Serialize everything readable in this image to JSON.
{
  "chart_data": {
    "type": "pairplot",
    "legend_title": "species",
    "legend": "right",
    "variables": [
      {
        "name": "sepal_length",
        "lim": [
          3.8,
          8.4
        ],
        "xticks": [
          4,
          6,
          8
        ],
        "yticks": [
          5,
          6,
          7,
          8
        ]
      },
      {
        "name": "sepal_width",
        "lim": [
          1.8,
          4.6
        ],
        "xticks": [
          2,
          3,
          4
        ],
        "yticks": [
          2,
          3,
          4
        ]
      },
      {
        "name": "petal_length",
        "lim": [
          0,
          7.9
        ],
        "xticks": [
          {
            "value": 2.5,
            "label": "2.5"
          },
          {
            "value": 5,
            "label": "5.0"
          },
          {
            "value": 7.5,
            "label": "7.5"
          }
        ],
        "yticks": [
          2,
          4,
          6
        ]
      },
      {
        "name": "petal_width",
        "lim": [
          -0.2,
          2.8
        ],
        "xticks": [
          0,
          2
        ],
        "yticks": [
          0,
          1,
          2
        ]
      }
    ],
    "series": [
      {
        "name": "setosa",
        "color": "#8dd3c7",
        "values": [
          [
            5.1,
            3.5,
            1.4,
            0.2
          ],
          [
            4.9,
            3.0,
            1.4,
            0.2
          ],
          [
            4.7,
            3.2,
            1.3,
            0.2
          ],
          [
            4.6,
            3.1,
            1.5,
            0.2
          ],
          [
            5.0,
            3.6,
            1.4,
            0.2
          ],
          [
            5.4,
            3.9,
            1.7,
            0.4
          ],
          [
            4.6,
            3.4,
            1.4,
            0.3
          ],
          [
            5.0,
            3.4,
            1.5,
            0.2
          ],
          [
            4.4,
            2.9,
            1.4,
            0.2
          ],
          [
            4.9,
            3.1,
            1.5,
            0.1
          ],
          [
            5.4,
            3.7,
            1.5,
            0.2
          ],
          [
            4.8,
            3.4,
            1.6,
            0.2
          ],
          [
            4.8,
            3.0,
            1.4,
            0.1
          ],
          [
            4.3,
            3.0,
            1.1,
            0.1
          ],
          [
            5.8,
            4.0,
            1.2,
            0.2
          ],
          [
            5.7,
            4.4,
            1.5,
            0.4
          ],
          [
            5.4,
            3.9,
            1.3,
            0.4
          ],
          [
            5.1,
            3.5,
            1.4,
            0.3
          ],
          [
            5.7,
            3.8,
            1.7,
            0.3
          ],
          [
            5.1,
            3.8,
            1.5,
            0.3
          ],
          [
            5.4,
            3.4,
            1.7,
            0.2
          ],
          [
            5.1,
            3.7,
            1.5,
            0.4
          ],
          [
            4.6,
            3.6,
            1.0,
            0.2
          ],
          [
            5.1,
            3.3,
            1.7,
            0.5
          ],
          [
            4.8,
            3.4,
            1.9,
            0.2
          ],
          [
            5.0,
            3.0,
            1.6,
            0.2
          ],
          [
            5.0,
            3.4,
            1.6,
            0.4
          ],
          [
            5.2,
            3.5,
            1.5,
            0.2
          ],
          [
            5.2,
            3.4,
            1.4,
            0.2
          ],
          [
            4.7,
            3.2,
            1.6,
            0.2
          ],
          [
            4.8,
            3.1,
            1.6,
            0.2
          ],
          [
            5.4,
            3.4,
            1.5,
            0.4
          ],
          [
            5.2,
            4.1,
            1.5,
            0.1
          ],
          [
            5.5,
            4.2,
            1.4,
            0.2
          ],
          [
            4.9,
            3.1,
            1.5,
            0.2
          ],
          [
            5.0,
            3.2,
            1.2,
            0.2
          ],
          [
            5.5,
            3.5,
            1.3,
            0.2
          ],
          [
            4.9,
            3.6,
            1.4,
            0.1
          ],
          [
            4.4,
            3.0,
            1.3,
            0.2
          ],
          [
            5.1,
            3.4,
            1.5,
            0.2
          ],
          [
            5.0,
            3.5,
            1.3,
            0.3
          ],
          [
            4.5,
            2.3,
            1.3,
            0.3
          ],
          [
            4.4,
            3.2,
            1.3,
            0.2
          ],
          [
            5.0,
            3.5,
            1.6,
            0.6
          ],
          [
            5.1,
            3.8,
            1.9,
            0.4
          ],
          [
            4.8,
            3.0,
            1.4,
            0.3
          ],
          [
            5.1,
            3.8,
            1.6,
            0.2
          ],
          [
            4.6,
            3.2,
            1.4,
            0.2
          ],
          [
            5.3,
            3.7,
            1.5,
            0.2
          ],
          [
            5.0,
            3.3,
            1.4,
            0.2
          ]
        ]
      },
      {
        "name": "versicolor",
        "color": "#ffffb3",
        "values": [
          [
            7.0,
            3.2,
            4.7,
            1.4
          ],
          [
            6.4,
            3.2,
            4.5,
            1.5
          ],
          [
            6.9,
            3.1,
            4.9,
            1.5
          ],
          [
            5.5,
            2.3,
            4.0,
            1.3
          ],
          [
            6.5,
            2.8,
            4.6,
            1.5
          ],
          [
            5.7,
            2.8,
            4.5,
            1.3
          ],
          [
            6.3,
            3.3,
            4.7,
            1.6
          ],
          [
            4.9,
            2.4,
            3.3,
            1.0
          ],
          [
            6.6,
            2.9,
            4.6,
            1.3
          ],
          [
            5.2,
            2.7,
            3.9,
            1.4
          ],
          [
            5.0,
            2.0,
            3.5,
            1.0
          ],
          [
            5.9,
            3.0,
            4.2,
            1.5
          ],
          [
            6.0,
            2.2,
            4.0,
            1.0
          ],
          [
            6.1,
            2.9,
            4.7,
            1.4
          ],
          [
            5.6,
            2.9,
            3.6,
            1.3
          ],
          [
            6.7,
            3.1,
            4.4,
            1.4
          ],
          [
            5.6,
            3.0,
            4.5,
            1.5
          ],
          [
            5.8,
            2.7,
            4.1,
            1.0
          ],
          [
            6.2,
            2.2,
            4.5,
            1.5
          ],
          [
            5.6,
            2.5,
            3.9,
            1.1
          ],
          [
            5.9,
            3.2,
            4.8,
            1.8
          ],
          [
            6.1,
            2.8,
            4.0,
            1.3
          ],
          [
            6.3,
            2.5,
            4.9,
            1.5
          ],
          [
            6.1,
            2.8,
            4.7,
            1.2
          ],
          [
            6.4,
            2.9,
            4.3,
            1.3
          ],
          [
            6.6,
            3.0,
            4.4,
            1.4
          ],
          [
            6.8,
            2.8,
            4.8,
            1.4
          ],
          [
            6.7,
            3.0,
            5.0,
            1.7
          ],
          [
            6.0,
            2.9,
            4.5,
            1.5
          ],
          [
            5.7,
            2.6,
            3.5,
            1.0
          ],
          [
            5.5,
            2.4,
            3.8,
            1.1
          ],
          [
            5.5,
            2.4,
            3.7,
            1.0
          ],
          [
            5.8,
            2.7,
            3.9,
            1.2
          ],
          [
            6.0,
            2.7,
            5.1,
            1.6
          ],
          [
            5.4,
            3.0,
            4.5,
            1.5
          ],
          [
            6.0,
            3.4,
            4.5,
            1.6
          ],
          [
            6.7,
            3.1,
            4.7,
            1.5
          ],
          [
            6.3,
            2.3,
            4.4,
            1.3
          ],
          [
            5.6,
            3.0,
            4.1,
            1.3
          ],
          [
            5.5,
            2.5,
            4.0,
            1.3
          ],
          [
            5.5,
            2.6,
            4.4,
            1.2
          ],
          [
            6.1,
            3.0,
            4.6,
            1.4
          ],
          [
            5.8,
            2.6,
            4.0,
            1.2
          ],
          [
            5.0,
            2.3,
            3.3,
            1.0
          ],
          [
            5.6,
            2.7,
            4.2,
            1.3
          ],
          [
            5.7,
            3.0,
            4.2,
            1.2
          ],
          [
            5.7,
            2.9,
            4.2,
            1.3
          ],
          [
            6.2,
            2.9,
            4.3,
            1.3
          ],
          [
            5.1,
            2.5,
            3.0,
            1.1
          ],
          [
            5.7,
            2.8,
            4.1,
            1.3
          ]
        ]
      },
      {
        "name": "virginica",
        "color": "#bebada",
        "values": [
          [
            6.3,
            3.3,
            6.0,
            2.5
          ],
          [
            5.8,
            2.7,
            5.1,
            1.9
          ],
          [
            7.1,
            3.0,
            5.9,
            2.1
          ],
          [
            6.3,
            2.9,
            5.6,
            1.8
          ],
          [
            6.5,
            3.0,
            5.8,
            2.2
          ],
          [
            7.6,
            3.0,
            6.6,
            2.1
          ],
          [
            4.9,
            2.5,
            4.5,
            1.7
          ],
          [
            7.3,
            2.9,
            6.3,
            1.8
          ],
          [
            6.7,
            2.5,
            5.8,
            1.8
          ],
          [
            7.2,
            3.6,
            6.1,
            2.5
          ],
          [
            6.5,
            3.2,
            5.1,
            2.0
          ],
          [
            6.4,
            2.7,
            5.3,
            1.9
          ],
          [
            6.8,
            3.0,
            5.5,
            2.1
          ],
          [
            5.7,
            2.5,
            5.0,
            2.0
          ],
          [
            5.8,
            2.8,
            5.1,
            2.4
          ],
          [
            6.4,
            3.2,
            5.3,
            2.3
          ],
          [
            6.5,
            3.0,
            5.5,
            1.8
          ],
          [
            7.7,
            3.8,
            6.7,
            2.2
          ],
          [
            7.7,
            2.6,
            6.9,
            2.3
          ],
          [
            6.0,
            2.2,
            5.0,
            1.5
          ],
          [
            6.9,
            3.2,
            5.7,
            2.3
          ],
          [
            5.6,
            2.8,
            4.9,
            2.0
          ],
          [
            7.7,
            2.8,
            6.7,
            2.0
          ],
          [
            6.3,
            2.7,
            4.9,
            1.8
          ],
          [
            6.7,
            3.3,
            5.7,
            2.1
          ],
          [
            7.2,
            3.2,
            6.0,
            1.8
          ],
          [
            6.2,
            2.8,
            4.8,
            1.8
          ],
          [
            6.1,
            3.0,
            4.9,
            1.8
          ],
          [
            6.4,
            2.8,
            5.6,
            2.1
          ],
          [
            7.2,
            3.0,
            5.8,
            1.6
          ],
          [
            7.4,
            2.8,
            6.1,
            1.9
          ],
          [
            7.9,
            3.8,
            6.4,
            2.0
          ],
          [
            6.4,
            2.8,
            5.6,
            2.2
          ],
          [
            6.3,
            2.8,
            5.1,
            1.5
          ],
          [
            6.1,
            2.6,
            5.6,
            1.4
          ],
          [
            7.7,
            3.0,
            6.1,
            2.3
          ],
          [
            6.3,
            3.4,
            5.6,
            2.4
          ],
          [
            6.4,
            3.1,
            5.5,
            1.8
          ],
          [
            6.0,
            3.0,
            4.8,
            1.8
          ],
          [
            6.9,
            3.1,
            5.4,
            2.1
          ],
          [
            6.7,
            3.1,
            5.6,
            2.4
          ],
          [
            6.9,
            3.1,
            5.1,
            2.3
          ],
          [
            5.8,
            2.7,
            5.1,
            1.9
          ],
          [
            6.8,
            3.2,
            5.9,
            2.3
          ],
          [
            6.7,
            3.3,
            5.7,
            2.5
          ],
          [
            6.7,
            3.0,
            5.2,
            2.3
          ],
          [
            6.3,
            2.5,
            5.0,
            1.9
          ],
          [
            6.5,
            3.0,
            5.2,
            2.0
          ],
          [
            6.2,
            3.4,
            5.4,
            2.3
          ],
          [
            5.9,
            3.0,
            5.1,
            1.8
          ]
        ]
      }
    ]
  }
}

—————

◆ **Problem details**:
Where does the word "name" appear in the listing? List each line that holds it.

◆ **Result of the exercise**:
        "name": "sepal_length",
        "name": "sepal_width",
        "name": "petal_length",
        "name": "petal_width",
        "name": "setosa",
        "name": "versicolor",
        "name": "virginica",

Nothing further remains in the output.